=== Requirement ===
Below is a listing; reproduce each line of it exactly.

=== Exercise input ===

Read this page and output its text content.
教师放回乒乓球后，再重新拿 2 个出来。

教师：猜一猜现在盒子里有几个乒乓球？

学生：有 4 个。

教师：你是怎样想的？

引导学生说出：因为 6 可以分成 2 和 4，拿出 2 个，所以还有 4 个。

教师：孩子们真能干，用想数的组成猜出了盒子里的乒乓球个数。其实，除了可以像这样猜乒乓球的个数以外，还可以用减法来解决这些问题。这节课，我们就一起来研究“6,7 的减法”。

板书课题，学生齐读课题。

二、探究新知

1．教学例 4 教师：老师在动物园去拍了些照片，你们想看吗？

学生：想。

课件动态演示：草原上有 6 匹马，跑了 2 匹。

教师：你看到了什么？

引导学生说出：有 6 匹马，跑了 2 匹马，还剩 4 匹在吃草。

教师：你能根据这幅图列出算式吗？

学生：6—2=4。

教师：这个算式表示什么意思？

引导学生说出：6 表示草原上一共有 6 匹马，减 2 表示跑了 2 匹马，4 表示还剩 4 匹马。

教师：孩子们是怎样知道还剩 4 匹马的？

=== In response ===
Read this page and output its text content.
教师放回乒乓球后，再重新拿 2 个出来。

教师：猜一猜现在盒子里有几个乒乓球？

学生：有 4 个。

教师：你是怎样想的？

引导学生说出：因为 6 可以分成 2 和 4，拿出 2 个，所以还有 4 个。

教师：孩子们真能干，用想数的组成猜出了盒子里的乒乓球个数。其实，除了可以像这样猜乒乓球的个数以外，还可以用减法来解决这些问题。这节课，我们就一起来研究“6,7 的减法”。

板书课题，学生齐读课题。

二、探究新知

1．教学例 4 教师：老师在动物园去拍了些照片，你们想看吗？

学生：想。

课件动态演示：草原上有 6 匹马，跑了 2 匹。

教师：你看到了什么？

引导学生说出：有 6 匹马，跑了 2 匹马，还剩 4 匹在吃草。

教师：你能根据这幅图列出算式吗？

学生：6—2=4。

教师：这个算式表示什么意思？

引导学生说出：6 表示草原上一共有 6 匹马，减 2 表示跑了 2 匹马，4 表示还剩 4 匹马。

教师：孩子们是怎样知道还剩 4 匹马的？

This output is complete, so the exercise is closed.